Source material>
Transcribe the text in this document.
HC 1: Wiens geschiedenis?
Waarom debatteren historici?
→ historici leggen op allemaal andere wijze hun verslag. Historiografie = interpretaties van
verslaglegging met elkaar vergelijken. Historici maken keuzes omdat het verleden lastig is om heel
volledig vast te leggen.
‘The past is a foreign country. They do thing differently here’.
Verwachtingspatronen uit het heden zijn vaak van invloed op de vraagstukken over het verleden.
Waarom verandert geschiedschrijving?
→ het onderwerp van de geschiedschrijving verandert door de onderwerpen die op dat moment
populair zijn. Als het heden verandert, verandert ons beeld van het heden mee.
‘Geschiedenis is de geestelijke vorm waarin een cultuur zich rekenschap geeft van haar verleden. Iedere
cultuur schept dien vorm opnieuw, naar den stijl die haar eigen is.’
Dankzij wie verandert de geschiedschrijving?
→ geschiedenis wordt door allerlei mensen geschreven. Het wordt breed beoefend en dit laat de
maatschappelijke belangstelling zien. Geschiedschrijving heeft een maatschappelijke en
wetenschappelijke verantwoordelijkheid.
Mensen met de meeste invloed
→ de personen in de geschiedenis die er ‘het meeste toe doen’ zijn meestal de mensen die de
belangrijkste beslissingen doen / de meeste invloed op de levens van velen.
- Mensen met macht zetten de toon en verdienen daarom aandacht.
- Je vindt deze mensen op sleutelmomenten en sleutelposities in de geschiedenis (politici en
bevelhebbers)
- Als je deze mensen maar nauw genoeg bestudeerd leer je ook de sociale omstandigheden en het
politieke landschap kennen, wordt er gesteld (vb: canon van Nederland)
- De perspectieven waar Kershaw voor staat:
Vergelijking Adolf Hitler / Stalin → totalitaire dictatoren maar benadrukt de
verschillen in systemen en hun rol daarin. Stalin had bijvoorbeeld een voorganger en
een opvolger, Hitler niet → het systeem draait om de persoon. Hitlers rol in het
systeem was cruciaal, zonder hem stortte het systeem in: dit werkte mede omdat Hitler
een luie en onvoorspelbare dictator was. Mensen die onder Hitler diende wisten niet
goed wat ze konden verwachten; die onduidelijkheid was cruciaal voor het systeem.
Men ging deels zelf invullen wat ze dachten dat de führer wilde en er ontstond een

What this task involves> Quote all of the entries exactly as they appear.

Answer for this exercise>
Transcribe the text in this document.
HC 1: Wiens geschiedenis?
Waarom debatteren historici?
→ historici leggen op allemaal andere wijze hun verslag. Historiografie = interpretaties van
verslaglegging met elkaar vergelijken. Historici maken keuzes omdat het verleden lastig is om heel
volledig vast te leggen.
‘The past is a foreign country. They do thing differently here’.
Verwachtingspatronen uit het heden zijn vaak van invloed op de vraagstukken over het verleden.
Waarom verandert geschiedschrijving?
→ het onderwerp van de geschiedschrijving verandert door de onderwerpen die op dat moment
populair zijn. Als het heden verandert, verandert ons beeld van het heden mee.
‘Geschiedenis is de geestelijke vorm waarin een cultuur zich rekenschap geeft van haar verleden. Iedere
cultuur schept dien vorm opnieuw, naar den stijl die haar eigen is.’
Dankzij wie verandert de geschiedschrijving?
→ geschiedenis wordt door allerlei mensen geschreven. Het wordt breed beoefend en dit laat de
maatschappelijke belangstelling zien. Geschiedschrijving heeft een maatschappelijke en
wetenschappelijke verantwoordelijkheid.
Mensen met de meeste invloed
→ de personen in de geschiedenis die er ‘het meeste toe doen’ zijn meestal de mensen die de
belangrijkste beslissingen doen / de meeste invloed op de levens van velen.
- Mensen met macht zetten de toon en verdienen daarom aandacht.
- Je vindt deze mensen op sleutelmomenten en sleutelposities in de geschiedenis (politici en
bevelhebbers)
- Als je deze mensen maar nauw genoeg bestudeerd leer je ook de sociale omstandigheden en het
politieke landschap kennen, wordt er gesteld (vb: canon van Nederland)
- De perspectieven waar Kershaw voor staat:
Vergelijking Adolf Hitler / Stalin → totalitaire dictatoren maar benadrukt de
verschillen in systemen en hun rol daarin. Stalin had bijvoorbeeld een voorganger en
een opvolger, Hitler niet → het systeem draait om de persoon. Hitlers rol in het
systeem was cruciaal, zonder hem stortte het systeem in: dit werkte mede omdat Hitler
een luie en onvoorspelbare dictator was. Mensen die onder Hitler diende wisten niet
goed wat ze konden verwachten; die onduidelijkheid was cruciaal voor het systeem.
Men ging deels zelf invullen wat ze dachten dat de führer wilde en er ontstond een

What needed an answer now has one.